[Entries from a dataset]
***

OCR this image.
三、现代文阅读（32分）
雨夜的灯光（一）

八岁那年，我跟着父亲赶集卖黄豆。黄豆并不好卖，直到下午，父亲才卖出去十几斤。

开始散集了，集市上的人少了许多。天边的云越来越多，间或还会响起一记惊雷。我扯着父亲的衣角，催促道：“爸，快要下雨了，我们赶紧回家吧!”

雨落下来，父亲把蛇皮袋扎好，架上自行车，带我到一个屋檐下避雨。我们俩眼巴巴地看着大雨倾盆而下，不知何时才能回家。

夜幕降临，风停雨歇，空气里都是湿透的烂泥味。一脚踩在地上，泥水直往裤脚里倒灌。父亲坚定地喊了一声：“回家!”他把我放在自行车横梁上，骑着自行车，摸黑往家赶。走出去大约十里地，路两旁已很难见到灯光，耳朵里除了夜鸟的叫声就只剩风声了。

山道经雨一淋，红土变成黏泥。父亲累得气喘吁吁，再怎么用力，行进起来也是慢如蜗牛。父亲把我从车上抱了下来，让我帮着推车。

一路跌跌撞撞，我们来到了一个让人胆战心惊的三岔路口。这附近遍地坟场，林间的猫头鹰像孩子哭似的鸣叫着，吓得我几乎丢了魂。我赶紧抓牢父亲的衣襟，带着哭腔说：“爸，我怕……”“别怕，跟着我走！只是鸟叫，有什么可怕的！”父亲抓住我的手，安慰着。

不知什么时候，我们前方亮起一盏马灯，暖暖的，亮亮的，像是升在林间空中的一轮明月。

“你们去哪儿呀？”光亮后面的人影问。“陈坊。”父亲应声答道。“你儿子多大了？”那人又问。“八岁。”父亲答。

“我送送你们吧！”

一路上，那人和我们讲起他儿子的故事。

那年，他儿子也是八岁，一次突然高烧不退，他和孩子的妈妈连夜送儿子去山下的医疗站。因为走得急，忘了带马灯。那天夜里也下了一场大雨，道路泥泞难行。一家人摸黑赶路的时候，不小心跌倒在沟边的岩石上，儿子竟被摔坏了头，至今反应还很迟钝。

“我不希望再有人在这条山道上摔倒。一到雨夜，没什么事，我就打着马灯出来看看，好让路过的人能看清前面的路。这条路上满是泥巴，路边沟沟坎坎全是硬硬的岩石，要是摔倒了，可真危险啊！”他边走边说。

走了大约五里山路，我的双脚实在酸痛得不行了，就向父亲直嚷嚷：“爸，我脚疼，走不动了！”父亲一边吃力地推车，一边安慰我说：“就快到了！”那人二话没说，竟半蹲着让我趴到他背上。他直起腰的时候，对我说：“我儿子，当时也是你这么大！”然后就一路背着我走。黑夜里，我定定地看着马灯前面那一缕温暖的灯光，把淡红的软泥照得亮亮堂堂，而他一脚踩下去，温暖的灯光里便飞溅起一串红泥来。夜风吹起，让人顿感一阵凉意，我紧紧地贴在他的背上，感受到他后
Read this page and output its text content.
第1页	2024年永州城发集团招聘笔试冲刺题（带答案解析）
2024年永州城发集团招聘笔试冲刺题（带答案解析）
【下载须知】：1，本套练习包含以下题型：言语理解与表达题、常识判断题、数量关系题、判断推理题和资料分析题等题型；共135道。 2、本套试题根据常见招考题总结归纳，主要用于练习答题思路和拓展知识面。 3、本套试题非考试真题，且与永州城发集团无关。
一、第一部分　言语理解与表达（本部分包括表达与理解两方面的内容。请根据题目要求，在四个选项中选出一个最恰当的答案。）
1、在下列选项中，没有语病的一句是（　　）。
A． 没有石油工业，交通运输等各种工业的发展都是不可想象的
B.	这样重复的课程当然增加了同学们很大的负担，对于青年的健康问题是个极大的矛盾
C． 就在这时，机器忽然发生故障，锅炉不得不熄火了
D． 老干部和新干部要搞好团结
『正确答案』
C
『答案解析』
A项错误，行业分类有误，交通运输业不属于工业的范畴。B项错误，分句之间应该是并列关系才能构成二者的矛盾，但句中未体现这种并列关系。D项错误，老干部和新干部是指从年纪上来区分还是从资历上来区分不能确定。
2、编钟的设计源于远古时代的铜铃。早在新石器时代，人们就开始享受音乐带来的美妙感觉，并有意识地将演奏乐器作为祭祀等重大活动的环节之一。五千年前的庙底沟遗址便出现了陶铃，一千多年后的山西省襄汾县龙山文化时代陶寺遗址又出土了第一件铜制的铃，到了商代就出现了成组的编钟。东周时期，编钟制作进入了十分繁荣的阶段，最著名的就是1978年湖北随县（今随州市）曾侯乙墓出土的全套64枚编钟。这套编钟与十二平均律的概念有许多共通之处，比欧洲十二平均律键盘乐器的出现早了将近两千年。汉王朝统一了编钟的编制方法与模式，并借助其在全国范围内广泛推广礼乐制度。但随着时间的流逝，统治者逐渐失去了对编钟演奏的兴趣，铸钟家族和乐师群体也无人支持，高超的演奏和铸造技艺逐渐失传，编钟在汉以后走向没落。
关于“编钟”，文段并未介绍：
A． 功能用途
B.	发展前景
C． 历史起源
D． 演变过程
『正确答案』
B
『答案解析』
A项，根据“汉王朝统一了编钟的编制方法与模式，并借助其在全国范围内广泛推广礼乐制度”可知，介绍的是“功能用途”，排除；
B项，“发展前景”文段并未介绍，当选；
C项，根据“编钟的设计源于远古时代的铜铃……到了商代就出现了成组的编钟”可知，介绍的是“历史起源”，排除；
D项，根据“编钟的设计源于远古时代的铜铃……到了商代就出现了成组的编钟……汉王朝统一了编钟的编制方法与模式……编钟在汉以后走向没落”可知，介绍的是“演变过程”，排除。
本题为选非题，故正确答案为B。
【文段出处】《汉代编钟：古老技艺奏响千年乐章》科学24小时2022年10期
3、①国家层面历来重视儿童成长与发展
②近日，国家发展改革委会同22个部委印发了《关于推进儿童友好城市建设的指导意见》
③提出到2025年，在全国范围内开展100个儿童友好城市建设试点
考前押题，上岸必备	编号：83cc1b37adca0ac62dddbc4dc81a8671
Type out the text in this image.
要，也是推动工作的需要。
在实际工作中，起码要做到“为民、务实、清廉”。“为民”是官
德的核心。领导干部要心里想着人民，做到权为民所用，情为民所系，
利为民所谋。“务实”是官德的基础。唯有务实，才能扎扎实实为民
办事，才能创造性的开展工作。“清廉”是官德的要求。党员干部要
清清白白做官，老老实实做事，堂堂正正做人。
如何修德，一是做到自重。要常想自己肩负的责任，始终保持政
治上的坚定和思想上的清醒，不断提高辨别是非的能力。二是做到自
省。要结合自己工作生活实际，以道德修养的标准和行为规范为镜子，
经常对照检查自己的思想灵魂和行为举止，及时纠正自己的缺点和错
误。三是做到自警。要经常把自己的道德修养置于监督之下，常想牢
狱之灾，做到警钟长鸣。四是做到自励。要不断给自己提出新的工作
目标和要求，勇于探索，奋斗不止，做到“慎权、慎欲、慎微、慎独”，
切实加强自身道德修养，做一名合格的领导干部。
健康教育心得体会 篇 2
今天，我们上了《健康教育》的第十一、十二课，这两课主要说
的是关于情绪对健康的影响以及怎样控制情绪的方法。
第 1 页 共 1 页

***

■ Stated problem: From the entries above, return each line with the word "介绍的是" in it.

■ Output of the task:
A项，根据“汉王朝统一了编钟的编制方法与模式，并借助其在全国范围内广泛推广礼乐制度”可知，介绍的是“功能用途”，排除；
C项，根据“编钟的设计源于远古时代的铜铃……到了商代就出现了成组的编钟”可知，介绍的是“历史起源”，排除；
D项，根据“编钟的设计源于远古时代的铜铃……到了商代就出现了成组的编钟……汉王朝统一了编钟的编制方法与模式……编钟在汉以后走向没落”可知，介绍的是“演变过程”，排除。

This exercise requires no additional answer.